For each line below that contains the string "from", copy that line.

§ Available data:
◇ ◇ ◇ ◇ ◇ ◇ ◇

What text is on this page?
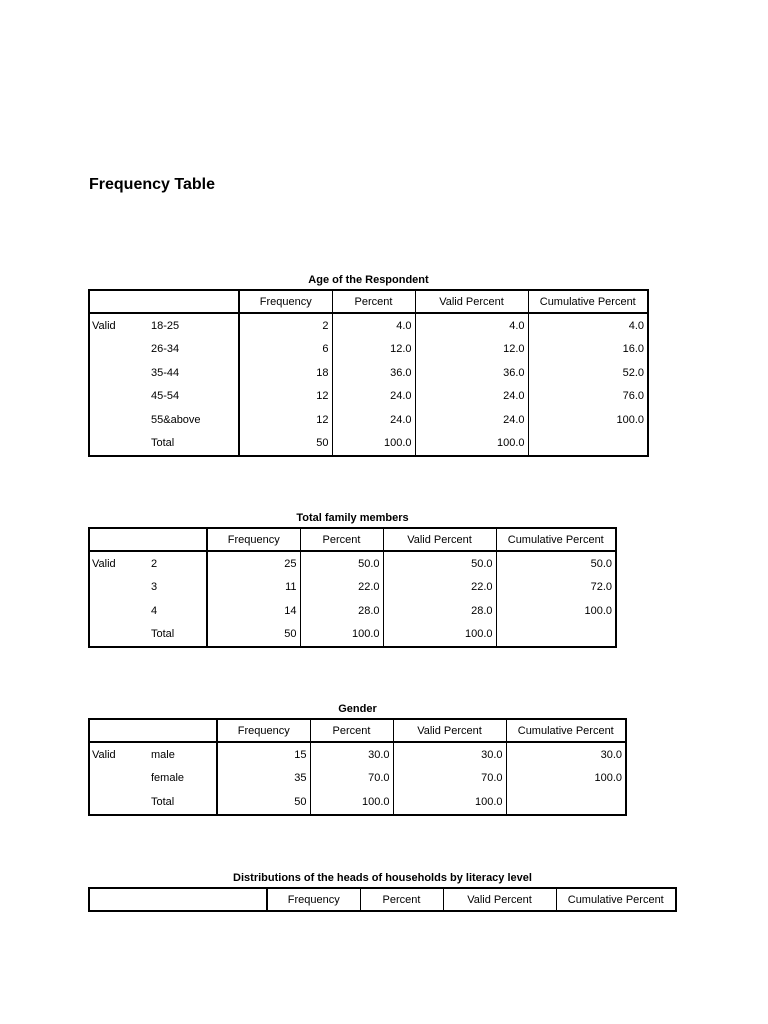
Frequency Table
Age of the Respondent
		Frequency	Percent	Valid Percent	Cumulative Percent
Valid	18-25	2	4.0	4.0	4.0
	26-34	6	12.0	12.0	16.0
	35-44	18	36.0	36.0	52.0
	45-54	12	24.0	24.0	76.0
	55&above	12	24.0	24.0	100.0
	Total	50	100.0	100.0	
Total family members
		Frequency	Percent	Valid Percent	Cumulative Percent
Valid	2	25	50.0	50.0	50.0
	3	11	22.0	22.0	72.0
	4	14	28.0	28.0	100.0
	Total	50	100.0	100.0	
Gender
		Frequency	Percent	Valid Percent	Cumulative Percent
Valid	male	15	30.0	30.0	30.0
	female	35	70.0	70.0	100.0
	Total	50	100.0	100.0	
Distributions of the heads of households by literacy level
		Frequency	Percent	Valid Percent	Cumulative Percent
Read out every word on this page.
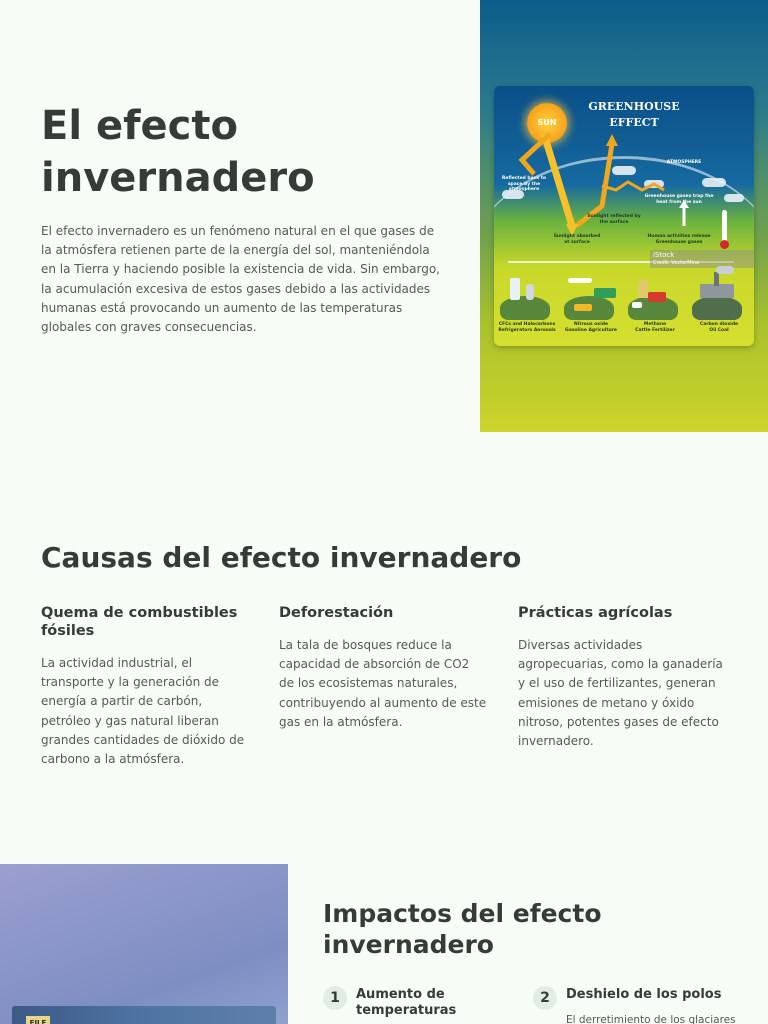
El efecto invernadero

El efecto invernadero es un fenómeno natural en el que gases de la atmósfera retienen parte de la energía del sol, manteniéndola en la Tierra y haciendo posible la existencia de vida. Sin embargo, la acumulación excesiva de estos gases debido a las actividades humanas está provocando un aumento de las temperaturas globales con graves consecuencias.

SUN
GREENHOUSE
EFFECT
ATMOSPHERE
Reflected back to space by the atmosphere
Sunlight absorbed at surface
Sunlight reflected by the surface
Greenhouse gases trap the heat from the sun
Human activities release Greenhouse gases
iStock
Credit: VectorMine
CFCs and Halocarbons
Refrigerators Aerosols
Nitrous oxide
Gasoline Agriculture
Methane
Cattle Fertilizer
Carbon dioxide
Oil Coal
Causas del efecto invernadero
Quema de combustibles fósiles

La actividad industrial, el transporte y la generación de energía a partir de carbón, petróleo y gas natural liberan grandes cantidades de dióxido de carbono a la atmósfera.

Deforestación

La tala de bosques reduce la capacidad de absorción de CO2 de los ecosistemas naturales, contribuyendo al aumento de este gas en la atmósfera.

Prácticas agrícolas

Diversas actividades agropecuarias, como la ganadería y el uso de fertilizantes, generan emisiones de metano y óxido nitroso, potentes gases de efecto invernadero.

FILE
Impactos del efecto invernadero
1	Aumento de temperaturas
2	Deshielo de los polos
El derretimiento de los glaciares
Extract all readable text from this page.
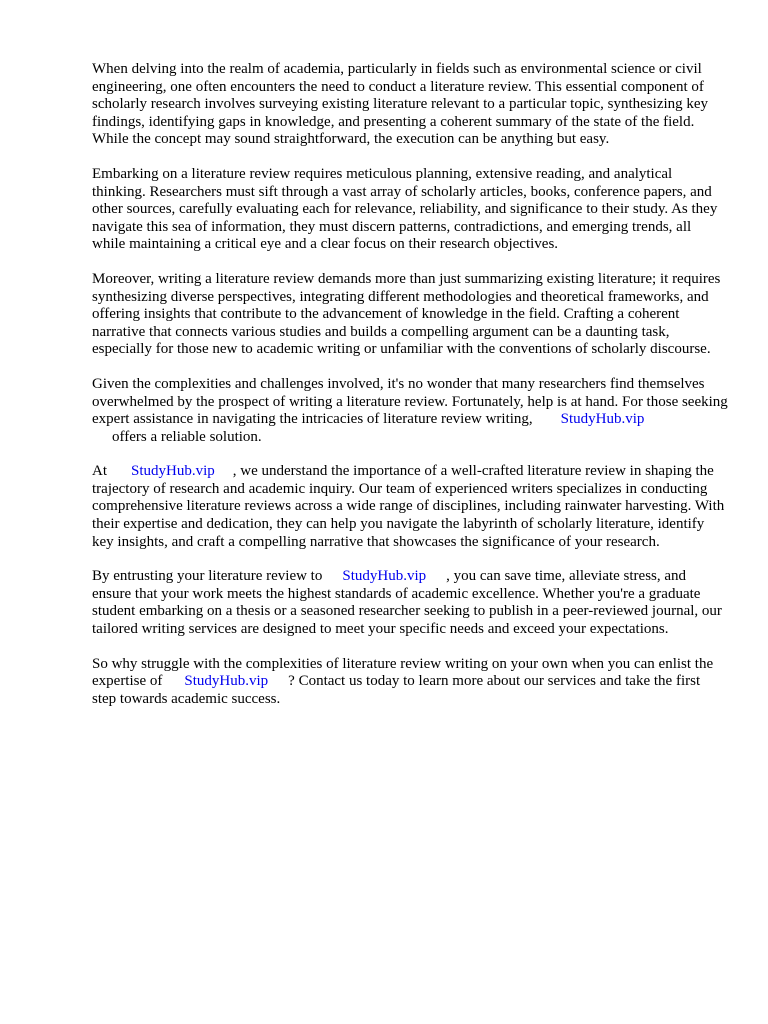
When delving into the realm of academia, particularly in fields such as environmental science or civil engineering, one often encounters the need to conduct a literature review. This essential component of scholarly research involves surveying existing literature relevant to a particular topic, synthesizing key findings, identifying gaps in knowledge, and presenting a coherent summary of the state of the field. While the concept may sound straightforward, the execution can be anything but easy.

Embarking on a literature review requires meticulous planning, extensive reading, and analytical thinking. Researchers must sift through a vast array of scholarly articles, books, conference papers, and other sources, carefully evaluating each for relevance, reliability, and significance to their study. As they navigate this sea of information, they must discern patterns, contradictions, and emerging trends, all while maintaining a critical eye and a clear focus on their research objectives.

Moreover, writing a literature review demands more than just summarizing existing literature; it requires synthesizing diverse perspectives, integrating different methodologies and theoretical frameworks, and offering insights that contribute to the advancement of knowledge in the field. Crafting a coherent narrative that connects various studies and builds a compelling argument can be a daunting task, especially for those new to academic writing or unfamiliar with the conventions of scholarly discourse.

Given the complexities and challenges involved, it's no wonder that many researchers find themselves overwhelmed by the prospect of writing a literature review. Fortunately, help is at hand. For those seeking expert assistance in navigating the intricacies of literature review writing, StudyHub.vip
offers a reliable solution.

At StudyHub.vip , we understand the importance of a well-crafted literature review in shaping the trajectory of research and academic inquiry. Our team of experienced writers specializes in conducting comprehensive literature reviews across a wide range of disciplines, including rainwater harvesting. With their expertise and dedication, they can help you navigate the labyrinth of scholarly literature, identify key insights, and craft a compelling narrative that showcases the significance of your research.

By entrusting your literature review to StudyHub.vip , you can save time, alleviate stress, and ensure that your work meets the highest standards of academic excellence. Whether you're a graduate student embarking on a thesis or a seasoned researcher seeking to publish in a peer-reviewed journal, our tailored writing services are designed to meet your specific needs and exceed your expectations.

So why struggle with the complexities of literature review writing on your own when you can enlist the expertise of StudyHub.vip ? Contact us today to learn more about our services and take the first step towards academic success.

◇ ◇ ◇ ◇ ◇ ◇ ◇

§ The output:
Greenhouse gases trap the heat from the sun
Extract all readable text from this page.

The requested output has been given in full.